- _What is required_
Copy each line below that has "data".

──────────────────────────────

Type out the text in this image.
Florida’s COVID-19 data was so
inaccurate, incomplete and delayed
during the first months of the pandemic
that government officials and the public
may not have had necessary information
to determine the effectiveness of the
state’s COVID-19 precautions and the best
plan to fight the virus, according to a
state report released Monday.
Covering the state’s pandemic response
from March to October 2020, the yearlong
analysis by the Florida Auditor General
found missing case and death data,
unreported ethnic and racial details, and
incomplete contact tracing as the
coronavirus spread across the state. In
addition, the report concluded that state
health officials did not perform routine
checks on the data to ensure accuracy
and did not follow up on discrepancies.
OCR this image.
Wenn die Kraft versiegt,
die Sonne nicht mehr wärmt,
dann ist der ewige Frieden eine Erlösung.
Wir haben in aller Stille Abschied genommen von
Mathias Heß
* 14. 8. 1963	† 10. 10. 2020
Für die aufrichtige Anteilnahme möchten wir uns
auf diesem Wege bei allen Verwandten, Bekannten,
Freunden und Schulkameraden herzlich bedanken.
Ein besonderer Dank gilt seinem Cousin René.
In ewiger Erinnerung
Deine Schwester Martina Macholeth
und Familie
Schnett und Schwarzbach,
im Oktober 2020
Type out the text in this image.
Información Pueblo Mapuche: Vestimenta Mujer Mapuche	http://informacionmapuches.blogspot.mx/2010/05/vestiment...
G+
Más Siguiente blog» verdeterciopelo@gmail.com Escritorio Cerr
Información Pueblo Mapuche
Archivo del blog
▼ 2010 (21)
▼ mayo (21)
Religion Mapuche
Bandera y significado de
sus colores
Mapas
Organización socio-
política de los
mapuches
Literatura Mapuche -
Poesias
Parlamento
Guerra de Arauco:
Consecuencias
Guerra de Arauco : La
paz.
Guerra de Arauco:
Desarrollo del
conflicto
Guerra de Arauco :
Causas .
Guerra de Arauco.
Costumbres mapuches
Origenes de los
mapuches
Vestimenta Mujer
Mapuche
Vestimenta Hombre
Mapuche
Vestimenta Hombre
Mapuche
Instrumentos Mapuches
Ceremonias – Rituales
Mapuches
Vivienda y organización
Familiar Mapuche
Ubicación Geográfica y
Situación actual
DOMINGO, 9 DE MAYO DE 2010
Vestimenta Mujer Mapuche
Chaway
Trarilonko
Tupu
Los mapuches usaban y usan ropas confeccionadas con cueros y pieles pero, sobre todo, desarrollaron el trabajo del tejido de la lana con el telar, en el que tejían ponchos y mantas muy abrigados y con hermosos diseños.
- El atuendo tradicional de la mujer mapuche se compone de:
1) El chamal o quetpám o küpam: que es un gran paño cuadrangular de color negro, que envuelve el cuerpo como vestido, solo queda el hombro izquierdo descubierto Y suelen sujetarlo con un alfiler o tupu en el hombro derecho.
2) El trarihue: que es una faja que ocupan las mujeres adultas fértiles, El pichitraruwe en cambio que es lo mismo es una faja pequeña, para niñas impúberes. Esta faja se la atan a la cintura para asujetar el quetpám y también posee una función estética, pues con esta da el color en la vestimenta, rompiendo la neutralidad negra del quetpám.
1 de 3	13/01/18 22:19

──────────────────────────────

- _Solution to this problem_
Florida’s COVID-19 data was so
found missing case and death data,
checks on the data to ensure accuracy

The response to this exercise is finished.